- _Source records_
================================

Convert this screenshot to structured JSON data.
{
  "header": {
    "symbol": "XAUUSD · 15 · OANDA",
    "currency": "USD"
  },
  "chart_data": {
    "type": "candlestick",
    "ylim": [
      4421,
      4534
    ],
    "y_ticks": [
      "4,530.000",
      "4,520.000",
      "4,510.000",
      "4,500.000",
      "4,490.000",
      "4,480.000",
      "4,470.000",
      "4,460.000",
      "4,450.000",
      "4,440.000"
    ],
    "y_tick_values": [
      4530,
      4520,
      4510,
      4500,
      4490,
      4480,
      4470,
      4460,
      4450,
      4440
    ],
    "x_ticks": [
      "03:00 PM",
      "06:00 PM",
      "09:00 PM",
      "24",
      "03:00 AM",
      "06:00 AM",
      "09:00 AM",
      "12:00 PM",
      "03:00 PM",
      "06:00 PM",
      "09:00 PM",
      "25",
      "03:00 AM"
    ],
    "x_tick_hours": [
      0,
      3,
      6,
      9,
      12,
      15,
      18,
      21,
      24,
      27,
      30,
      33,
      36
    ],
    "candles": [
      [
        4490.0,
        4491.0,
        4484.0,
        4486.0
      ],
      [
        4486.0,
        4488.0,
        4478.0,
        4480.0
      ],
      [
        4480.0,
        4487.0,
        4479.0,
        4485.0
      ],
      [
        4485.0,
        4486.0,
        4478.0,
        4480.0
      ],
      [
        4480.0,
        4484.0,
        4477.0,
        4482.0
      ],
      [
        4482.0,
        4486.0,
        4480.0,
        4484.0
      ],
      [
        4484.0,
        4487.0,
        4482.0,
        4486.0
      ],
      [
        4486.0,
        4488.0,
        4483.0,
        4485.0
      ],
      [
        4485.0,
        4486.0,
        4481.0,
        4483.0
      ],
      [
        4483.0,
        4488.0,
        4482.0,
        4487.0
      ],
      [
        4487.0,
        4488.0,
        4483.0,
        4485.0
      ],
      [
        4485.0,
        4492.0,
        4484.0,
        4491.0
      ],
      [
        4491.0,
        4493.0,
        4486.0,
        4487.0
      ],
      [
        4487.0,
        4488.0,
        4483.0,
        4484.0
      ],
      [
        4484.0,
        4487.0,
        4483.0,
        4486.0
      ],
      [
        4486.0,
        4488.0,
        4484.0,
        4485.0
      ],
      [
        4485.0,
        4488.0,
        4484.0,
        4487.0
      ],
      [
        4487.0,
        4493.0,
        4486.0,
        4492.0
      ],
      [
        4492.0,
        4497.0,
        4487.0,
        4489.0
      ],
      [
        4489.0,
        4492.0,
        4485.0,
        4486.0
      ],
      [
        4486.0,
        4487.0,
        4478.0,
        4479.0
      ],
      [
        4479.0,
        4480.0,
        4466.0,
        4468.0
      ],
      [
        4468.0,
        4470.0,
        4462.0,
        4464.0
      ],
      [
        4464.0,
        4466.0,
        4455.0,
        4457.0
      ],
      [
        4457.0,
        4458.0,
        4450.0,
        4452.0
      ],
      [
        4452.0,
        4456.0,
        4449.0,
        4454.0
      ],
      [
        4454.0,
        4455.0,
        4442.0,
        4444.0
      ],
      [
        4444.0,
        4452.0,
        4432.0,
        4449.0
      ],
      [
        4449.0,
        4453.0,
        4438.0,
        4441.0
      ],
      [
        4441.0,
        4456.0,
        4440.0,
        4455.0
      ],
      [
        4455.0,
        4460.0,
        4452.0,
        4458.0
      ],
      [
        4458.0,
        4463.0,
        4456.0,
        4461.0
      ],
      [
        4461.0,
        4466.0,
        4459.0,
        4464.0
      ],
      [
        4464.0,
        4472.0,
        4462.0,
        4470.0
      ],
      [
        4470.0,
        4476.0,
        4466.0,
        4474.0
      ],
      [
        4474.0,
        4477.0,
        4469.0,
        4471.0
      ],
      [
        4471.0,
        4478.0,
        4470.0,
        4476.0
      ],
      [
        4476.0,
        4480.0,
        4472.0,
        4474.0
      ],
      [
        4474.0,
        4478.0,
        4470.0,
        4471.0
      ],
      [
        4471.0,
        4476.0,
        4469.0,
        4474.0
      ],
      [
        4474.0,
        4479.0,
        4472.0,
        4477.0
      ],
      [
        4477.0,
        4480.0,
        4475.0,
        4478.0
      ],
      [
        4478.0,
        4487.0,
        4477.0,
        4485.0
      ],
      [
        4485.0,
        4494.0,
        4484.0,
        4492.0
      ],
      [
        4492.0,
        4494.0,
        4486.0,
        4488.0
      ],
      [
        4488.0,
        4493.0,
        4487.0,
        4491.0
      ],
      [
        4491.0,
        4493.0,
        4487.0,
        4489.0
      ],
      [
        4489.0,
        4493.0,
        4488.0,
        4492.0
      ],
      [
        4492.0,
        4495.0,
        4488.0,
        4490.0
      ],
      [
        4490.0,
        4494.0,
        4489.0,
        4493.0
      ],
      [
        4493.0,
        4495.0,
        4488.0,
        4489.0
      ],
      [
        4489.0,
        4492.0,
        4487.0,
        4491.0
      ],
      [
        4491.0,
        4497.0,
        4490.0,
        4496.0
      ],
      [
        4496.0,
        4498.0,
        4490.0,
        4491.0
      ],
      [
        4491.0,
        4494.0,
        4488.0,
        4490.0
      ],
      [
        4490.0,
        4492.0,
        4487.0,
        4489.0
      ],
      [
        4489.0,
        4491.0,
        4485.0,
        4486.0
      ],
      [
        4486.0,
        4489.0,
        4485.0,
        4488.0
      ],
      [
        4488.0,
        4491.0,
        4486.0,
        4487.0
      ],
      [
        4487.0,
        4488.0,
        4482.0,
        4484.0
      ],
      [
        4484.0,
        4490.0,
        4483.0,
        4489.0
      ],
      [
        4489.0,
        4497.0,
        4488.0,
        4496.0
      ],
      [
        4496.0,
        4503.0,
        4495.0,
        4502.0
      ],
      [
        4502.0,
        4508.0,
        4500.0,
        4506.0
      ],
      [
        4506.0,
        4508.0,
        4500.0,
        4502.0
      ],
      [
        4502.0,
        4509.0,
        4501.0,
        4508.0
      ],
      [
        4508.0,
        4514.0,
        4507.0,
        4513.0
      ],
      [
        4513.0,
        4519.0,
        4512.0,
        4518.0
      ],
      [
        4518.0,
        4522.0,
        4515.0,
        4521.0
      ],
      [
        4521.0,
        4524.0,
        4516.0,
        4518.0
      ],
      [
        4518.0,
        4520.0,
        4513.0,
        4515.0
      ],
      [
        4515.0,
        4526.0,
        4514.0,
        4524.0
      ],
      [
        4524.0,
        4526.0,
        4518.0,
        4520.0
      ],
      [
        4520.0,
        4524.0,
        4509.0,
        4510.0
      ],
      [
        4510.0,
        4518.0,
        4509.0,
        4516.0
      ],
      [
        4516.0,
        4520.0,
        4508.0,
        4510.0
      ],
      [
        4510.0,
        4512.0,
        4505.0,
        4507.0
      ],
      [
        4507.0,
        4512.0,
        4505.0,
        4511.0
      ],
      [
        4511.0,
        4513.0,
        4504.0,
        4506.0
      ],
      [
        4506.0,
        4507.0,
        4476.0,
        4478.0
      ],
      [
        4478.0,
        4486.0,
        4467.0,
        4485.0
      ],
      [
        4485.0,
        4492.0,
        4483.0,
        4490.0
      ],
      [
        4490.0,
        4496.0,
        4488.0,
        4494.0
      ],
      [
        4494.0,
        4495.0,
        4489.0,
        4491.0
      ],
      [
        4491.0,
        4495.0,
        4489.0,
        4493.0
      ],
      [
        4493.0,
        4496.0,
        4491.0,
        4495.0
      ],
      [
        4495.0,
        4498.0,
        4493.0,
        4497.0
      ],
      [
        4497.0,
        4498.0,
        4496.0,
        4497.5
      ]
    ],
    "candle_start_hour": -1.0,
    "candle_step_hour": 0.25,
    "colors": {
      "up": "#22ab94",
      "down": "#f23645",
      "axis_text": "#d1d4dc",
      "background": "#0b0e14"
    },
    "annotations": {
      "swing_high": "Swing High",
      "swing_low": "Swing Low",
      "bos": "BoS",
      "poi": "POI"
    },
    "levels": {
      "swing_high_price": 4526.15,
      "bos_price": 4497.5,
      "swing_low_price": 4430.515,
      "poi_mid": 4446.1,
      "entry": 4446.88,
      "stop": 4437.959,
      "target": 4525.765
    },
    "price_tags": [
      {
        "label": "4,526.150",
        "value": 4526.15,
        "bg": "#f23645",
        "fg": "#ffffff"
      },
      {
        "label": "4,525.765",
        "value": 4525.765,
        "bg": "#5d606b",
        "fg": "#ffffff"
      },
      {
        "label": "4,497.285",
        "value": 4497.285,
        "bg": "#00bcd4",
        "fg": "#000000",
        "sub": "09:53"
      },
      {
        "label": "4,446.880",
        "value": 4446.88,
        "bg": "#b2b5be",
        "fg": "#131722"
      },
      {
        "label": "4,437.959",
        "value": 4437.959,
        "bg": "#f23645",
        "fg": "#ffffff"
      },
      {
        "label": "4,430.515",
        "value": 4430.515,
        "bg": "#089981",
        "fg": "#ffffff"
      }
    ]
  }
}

================================

- _Task directions_
Only lines that contain the word "label" are wanted; copy each of them.

- _Expected answer_
        "label": "4,526.150",
        "label": "4,525.765",
        "label": "4,497.285",
        "label": "4,446.880",
        "label": "4,437.959",
        "label": "4,430.515",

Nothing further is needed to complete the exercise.